Details are in the caption following the image
Comparison of eosinophil counts and serum IgE levels by Spearman rank correlation tests. P values < 0.05 were considered significant.

4. Discussion

IgG4-related ophthalmic disease is a fibroinflammatory disease mostly characterized by IgG4+ plasma cell invasion. The lacrimal gland is the most common anatomical site of IgG4-ROD involvement [16, 17], and eyelid swelling, exophthalmos, and diplopia were the most common clinical symptoms [18]; our research results were consistent with these previous findings. In addition, IgG4-ROD can also affect eyelids, extraocular muscles, orbital adipose tissue, the optic nerve, conjunctiva, the trigeminal nerve, orbital bone, the lacrimal sac, sclera, choroid, and other ocular accessory tissues and adjacent orbital tissues [19, 20] and can cause symptoms, such as diplopia, orbital pain, restrictive eye movement disorder, decreased vision, tearing, and conjunctival congestion [18].

------------

→ PROBLEMS TO SOLVE
• a. According to the passage on IgG4-related ophthalmic disease, what is the most common anatomical site of involvement?
• b. Copy the passage on IgG4-related ophthalmic disease word for word from "Details are in" to "were considered significant.".
• c. Continue the passage on IgG4-related ophthalmic disease from where it stops.
The items that follow have nothing to do with this.

------------

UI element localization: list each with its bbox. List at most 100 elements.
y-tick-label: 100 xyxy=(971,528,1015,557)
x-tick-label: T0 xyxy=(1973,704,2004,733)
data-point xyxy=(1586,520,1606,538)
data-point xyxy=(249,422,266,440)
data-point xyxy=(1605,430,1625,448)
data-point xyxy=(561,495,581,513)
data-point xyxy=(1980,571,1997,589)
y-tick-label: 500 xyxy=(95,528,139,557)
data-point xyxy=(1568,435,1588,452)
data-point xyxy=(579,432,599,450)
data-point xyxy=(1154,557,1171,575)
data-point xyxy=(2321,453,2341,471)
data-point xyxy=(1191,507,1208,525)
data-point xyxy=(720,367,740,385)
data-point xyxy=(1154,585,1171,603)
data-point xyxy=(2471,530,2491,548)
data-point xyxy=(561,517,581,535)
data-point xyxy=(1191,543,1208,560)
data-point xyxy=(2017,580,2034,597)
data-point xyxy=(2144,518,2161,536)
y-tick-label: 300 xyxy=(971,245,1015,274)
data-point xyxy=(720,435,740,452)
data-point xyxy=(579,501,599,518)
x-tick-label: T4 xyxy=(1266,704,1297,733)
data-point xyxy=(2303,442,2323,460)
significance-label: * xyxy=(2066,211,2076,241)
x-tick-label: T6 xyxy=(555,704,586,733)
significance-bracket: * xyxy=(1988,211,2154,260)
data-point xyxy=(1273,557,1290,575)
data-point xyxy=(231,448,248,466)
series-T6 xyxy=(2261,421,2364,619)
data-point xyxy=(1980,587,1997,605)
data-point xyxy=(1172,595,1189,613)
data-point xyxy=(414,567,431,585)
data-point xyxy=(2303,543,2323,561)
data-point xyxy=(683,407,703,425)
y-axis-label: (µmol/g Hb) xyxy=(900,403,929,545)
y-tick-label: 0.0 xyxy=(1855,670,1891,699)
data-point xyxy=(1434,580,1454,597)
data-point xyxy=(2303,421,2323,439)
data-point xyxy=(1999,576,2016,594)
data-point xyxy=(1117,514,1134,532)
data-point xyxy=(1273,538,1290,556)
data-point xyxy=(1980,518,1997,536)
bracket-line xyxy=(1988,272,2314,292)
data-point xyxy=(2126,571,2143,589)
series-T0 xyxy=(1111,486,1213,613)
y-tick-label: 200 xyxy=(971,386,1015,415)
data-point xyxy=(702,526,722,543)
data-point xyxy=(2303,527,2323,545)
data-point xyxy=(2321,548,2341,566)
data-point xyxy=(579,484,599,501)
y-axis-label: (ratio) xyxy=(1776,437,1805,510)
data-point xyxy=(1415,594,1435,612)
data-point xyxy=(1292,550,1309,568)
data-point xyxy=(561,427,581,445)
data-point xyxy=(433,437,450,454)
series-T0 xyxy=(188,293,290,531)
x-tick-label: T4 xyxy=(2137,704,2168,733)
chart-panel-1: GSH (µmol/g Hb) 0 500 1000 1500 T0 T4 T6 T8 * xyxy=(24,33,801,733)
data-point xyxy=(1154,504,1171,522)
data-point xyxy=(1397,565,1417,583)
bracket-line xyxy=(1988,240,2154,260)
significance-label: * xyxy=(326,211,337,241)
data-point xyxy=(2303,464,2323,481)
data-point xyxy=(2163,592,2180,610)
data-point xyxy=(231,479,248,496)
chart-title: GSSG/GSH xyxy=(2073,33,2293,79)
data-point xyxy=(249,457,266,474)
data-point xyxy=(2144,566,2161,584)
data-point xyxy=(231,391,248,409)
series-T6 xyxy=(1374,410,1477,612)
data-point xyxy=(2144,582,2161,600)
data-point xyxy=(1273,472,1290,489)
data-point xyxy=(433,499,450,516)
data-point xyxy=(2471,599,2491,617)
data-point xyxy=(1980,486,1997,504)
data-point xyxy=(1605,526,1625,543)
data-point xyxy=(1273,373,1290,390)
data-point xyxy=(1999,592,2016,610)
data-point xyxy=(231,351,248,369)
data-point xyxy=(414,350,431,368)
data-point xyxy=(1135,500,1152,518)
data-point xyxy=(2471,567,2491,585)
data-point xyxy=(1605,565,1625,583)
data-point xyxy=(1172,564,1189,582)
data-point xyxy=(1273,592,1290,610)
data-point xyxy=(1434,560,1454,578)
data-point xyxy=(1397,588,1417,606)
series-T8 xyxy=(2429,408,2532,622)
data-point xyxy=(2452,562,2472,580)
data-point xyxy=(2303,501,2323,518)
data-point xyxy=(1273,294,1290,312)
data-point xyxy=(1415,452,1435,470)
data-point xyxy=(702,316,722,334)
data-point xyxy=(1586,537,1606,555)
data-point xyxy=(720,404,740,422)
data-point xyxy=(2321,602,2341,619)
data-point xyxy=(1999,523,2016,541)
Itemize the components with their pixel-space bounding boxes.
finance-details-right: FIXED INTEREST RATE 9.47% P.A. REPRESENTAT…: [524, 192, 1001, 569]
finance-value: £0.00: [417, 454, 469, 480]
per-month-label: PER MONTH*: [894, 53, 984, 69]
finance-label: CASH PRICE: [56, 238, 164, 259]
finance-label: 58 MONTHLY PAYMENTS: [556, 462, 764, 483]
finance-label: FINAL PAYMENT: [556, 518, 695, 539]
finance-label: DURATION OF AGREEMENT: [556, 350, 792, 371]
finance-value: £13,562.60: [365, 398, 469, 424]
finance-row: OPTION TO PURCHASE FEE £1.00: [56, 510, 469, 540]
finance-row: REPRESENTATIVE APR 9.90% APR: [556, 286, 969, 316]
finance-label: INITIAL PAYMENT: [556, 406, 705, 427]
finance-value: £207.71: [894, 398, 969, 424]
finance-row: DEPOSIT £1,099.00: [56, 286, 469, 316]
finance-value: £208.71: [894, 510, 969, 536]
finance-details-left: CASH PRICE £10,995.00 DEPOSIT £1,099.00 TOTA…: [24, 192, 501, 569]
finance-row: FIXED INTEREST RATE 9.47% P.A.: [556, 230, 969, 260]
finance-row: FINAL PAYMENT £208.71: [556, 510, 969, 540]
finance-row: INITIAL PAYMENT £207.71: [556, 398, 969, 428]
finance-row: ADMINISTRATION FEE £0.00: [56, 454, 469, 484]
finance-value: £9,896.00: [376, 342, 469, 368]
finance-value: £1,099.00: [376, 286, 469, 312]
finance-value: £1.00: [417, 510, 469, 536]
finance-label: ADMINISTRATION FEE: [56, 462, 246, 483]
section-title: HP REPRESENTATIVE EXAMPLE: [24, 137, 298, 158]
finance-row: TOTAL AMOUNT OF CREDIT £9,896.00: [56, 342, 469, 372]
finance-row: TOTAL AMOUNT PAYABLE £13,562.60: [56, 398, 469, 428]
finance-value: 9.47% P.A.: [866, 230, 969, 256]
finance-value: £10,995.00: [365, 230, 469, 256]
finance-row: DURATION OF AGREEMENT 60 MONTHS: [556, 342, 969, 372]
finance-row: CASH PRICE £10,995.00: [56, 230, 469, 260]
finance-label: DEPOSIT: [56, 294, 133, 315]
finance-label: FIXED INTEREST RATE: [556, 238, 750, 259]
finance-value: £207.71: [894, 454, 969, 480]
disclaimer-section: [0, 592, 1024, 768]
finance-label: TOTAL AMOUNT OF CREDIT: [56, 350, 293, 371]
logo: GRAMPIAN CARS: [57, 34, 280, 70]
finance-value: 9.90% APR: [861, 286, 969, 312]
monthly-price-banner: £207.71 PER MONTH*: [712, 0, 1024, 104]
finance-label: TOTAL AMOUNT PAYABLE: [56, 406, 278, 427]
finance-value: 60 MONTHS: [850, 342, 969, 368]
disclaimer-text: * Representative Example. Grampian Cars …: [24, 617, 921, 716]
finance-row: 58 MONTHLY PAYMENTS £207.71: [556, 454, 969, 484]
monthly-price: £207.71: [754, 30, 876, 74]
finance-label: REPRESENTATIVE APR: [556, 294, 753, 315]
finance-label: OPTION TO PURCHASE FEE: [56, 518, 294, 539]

------------

→ ANSWER SET
• a. The lacrimal gland.

• b.
Details are in the caption following the image
Comparison of eosinophil counts and serum IgE levels by Spearman rank correlation tests. P values < 0.05 were considered significant.

• c.
IgG4-ROD is a chronic illness, and the development of this disease involves a process of remission-relapse-remission [21]. How to effectively reduce the relapse rate has become a major problem in the treatment of IgG4-related ophthalmic disease, and identification of the risk factors could improve the management and probably decrease the relapse rate of IgG4-ROD. Regarding therapeutic methods, glucocorticoids are the first-line treatment for most patients with IgG4-ROD. In particular, systemic glucocorticoid therapy should be the first choice for patients with active IgG4-ROD [19]. However, glucocorticoid therapy has a high relapse rate. Ebbo et al. [22] found that 68.4% of IgG4-ROD patients relapsed after a first course of glucocorticoids in their cohort, and Karim found that including IgG4-ROD, approximately 62% of IgG4-RD patients relapsed in their cohort [23]. Furthermore, glucocorticoid therapy does not respond particularly well to many hormone-intolerant patients and elderly people, and the cycle of glucocorticoid therapy is also relatively long. Tacelli et al. revealed that maintenance steroid therapy lasting longer than 1 year could reduce the risk of relapse [24]. Surgical treatment as an alternative treatment for IgG-ROD has been shown to have a lower relapse rate than glucocorticoid therapy [25]. All the IgG4-ROD patients in our cohort had a relapse rate of 38.9%, and in particular, those in the short-duration group had a relapse rate of 26.9%; these findings confirmed the results of previous studies, suggesting that surgical treatment for IgG4-ROD likely has a lower relapse rate than glucocorticoid treatment. This provides a new direction of rational treatment for IgG4-ROD patients, especially those with glucocorticoid intolerance and elderly people. In addition, researchers found that low-dose steroid maintenance therapy significantly reduced the relapse rate [1, 2]. However, long-term glucocorticoid treatment has many complications, such as Cushing’s syndrome, osteoporosis, hypertension, and diabetes [26, 27]. If doctors can correctly identify patients at high risk of relapse and target them with low-dose steroid, maintenance therapy could lead to more rational treatment strategies for IgG4-ROD.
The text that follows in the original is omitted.